Data:
────
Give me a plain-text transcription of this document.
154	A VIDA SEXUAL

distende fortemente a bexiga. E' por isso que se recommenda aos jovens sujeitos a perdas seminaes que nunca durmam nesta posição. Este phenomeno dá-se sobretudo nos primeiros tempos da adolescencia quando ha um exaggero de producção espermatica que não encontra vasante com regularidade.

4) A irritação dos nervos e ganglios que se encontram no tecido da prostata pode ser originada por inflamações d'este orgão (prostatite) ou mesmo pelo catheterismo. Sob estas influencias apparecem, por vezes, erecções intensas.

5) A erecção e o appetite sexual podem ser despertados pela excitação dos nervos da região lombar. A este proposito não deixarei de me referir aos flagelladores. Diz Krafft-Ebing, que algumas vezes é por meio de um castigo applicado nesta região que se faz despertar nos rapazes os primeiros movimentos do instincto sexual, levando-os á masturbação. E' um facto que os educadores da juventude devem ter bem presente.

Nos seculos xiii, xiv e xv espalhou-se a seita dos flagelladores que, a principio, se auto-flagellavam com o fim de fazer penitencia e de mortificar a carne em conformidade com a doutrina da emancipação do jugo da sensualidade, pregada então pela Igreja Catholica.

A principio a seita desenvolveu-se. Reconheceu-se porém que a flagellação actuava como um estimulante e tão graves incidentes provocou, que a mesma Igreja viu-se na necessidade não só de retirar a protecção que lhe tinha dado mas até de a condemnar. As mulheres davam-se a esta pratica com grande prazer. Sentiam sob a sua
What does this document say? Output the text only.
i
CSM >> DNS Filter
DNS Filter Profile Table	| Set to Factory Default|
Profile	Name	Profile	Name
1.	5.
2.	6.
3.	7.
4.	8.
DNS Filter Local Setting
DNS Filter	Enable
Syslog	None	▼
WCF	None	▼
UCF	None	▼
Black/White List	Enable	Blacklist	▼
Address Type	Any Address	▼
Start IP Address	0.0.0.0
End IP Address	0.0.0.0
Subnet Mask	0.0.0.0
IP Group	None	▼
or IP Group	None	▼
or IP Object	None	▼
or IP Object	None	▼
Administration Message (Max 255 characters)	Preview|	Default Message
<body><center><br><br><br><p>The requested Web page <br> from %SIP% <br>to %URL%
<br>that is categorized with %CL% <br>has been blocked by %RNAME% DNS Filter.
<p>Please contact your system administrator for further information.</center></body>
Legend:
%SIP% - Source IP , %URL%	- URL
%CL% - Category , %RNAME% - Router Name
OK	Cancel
────
What is needed:
Copy out exactly the lines from the line with "What does this" to the end of the listing, including both of those lines, and give nothing else.

Answer below:
What does this document say? Output the text only.
i
CSM >> DNS Filter
DNS Filter Profile Table	| Set to Factory Default|
Profile	Name	Profile	Name
1.	5.
2.	6.
3.	7.
4.	8.
DNS Filter Local Setting
DNS Filter	Enable
Syslog	None	▼
WCF	None	▼
UCF	None	▼
Black/White List	Enable	Blacklist	▼
Address Type	Any Address	▼
Start IP Address	0.0.0.0
End IP Address	0.0.0.0
Subnet Mask	0.0.0.0
IP Group	None	▼
or IP Group	None	▼
or IP Object	None	▼
or IP Object	None	▼
Administration Message (Max 255 characters)	Preview|	Default Message
<body><center><br><br><br><p>The requested Web page <br> from %SIP% <br>to %URL%
<br>that is categorized with %CL% <br>has been blocked by %RNAME% DNS Filter.
<p>Please contact your system administrator for further information.</center></body>
Legend:
%SIP% - Source IP , %URL%	- URL
%CL% - Category , %RNAME% - Router Name
OK	Cancel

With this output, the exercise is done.